§ **STATED TASK**: Transcribe exactly the entries from the "What text is on this page?" line to the end, both included, minus pictures.

§ **PROVIDED DATA**:

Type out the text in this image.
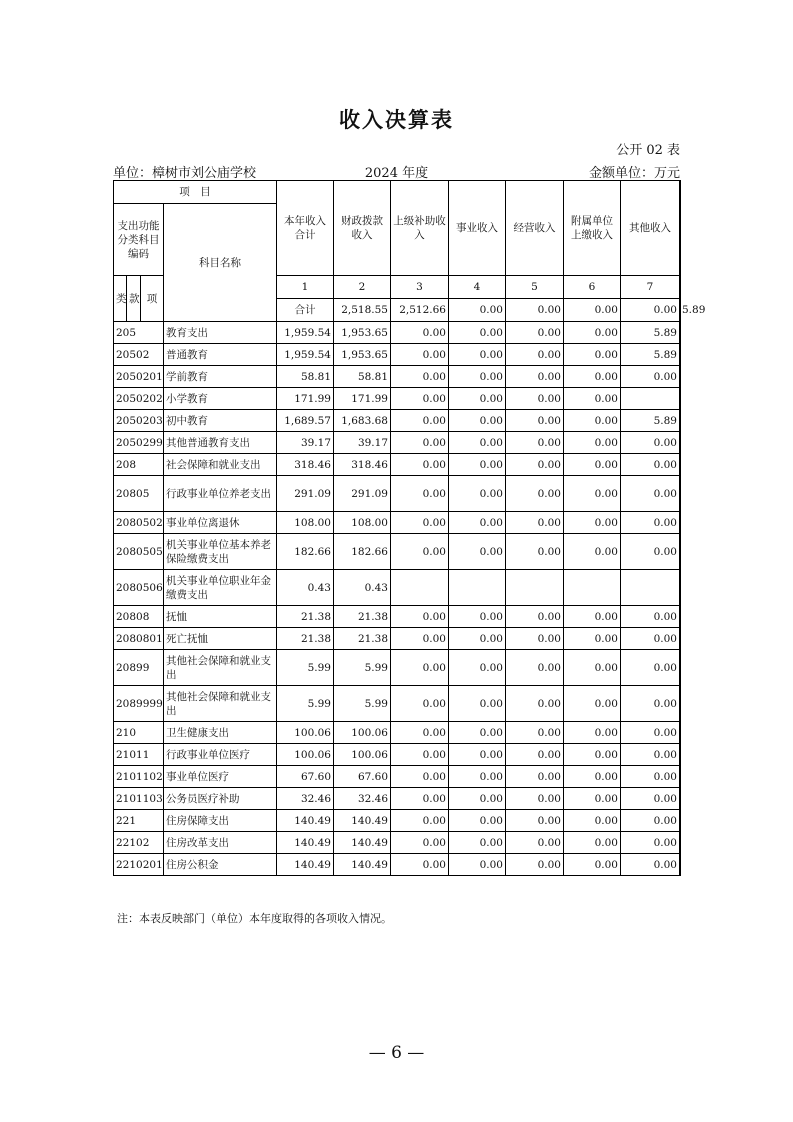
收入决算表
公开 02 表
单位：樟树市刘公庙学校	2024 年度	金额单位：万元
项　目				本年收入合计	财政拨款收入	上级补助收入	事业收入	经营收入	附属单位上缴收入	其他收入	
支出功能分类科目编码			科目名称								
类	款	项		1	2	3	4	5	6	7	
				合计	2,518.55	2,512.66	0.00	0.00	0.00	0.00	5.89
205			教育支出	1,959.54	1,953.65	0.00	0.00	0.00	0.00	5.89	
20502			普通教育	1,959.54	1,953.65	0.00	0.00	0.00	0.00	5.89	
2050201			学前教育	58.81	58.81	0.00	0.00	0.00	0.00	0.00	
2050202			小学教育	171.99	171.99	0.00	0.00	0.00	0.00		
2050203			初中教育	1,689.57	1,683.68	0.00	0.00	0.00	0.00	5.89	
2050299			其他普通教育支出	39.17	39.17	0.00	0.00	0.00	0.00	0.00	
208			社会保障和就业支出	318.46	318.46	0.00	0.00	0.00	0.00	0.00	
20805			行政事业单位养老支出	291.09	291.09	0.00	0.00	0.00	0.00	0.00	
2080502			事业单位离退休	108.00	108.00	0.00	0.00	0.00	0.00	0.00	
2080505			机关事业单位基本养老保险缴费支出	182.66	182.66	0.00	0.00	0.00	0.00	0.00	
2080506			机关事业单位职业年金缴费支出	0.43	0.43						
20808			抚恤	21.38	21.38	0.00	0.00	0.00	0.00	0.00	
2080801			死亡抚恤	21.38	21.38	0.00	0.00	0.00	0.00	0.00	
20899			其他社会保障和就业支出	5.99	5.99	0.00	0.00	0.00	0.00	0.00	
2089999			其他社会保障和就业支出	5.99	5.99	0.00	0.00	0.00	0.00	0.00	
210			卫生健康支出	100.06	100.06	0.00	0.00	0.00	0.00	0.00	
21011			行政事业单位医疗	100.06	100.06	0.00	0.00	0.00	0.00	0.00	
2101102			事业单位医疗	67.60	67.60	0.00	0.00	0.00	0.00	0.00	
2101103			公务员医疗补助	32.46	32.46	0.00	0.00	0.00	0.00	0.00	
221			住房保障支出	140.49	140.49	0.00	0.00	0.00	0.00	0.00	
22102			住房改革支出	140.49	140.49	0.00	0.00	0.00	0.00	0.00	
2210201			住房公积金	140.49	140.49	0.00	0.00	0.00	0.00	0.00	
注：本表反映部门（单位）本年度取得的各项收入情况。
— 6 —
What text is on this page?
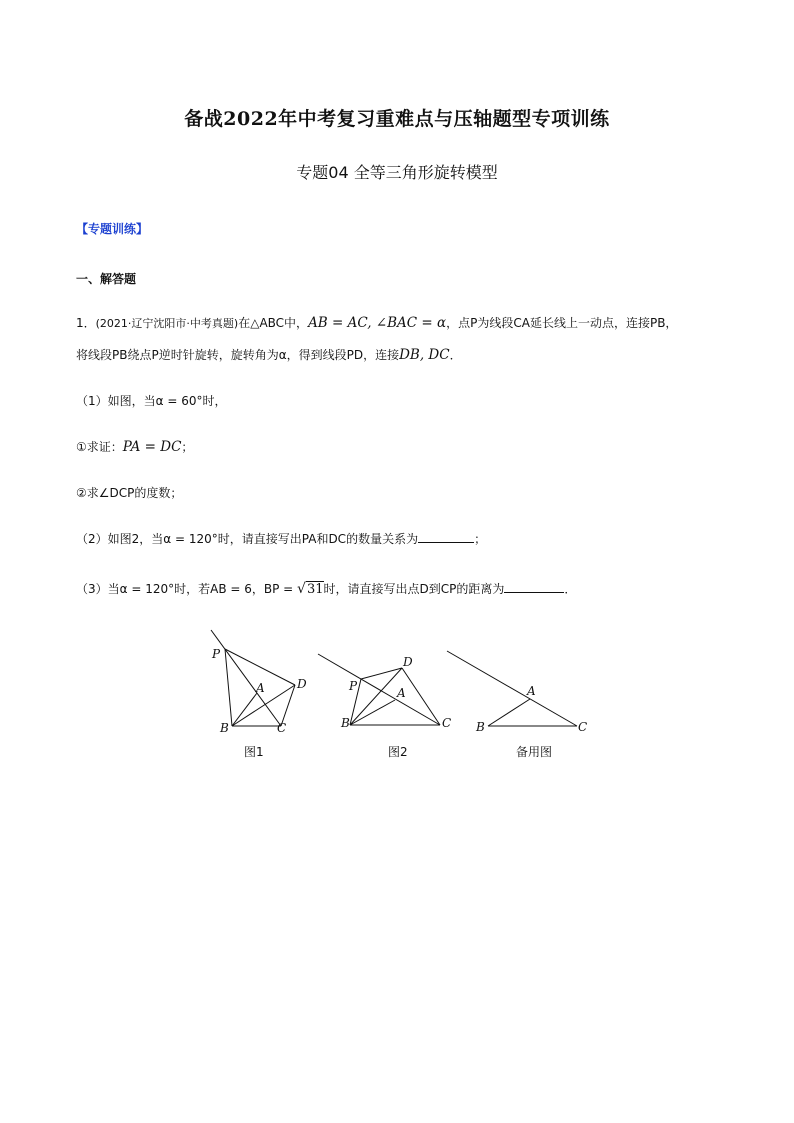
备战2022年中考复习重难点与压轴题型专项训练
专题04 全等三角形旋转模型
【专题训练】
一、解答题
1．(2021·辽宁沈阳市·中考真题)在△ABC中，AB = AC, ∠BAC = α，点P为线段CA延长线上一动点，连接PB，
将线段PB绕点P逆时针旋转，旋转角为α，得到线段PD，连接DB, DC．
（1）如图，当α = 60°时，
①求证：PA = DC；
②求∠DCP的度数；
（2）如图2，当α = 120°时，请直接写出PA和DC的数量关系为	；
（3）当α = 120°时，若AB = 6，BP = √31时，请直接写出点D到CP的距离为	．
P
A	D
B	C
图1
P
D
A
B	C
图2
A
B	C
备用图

§ **RESULT OF THIS TASK**:
What text is on this page?
备战2022年中考复习重难点与压轴题型专项训练
专题04 全等三角形旋转模型
【专题训练】
一、解答题
1．(2021·辽宁沈阳市·中考真题)在△ABC中，AB = AC, ∠BAC = α，点P为线段CA延长线上一动点，连接PB，
将线段PB绕点P逆时针旋转，旋转角为α，得到线段PD，连接DB, DC．
（1）如图，当α = 60°时，
①求证：PA = DC；
②求∠DCP的度数；
（2）如图2，当α = 120°时，请直接写出PA和DC的数量关系为	；
（3）当α = 120°时，若AB = 6，BP = √31时，请直接写出点D到CP的距离为	．
P
A	D
B	C
图1
P
D
A
B	C
图2
A
B	C
备用图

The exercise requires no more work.